▶ Task inputs
——————
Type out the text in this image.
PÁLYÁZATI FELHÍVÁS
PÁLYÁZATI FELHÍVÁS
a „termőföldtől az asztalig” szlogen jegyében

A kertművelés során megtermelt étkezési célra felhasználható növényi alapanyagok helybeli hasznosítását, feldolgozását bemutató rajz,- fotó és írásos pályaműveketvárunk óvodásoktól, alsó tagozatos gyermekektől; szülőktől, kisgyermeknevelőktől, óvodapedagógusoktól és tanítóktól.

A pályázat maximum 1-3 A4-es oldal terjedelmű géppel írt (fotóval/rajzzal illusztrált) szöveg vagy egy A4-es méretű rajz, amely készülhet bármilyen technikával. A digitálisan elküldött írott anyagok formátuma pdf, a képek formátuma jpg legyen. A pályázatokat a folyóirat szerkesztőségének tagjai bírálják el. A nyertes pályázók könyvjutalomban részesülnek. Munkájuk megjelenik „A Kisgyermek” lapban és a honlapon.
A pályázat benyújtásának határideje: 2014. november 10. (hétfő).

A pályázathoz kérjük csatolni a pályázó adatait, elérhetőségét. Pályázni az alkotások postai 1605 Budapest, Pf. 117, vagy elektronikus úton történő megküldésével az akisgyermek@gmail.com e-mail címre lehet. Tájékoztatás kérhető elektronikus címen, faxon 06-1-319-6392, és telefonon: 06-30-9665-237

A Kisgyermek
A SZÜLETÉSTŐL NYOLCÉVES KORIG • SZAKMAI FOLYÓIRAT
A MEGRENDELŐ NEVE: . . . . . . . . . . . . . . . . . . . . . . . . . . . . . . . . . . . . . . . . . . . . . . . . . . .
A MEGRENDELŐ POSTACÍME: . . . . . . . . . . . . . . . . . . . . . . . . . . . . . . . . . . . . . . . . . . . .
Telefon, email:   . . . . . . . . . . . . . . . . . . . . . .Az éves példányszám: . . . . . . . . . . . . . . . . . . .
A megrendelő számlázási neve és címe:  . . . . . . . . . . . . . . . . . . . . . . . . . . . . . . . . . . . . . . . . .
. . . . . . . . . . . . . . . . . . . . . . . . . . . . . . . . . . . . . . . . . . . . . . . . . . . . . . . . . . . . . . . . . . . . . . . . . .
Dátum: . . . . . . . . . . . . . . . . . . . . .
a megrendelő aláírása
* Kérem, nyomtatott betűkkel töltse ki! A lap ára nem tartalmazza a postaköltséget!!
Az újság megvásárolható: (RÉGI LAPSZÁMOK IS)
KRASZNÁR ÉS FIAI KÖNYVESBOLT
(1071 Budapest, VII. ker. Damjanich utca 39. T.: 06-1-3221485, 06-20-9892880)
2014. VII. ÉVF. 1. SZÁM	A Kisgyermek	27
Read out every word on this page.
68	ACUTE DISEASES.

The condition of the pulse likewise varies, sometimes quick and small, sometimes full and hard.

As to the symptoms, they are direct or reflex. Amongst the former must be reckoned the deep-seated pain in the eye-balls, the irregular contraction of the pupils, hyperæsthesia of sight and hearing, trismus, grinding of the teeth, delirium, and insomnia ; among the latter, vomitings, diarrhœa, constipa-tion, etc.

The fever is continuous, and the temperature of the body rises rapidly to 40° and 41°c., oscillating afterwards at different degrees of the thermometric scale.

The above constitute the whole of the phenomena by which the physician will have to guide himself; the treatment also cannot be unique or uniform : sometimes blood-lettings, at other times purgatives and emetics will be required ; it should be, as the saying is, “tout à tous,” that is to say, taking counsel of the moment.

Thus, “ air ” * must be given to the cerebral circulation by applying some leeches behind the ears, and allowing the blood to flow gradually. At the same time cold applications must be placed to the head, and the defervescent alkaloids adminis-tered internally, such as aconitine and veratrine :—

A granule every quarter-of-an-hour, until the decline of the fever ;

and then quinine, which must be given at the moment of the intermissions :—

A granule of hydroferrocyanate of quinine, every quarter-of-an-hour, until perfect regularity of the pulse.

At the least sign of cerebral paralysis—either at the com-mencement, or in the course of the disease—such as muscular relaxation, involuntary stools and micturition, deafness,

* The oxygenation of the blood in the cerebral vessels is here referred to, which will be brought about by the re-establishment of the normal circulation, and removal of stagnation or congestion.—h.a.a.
——————
▶ What to do
Quote, word for word, every line starting at the one that contains "Read out every word on this page." and ending with the final line of the entries.

▶ Output of the exercise
Read out every word on this page.
68	ACUTE DISEASES.

The condition of the pulse likewise varies, sometimes quick and small, sometimes full and hard.

As to the symptoms, they are direct or reflex. Amongst the former must be reckoned the deep-seated pain in the eye-balls, the irregular contraction of the pupils, hyperæsthesia of sight and hearing, trismus, grinding of the teeth, delirium, and insomnia ; among the latter, vomitings, diarrhœa, constipa-tion, etc.

The fever is continuous, and the temperature of the body rises rapidly to 40° and 41°c., oscillating afterwards at different degrees of the thermometric scale.

The above constitute the whole of the phenomena by which the physician will have to guide himself; the treatment also cannot be unique or uniform : sometimes blood-lettings, at other times purgatives and emetics will be required ; it should be, as the saying is, “tout à tous,” that is to say, taking counsel of the moment.

Thus, “ air ” * must be given to the cerebral circulation by applying some leeches behind the ears, and allowing the blood to flow gradually. At the same time cold applications must be placed to the head, and the defervescent alkaloids adminis-tered internally, such as aconitine and veratrine :—

A granule every quarter-of-an-hour, until the decline of the fever ;

and then quinine, which must be given at the moment of the intermissions :—

A granule of hydroferrocyanate of quinine, every quarter-of-an-hour, until perfect regularity of the pulse.

At the least sign of cerebral paralysis—either at the com-mencement, or in the course of the disease—such as muscular relaxation, involuntary stools and micturition, deafness,

* The oxygenation of the blood in the cerebral vessels is here referred to, which will be brought about by the re-establishment of the normal circulation, and removal of stagnation or congestion.—h.a.a.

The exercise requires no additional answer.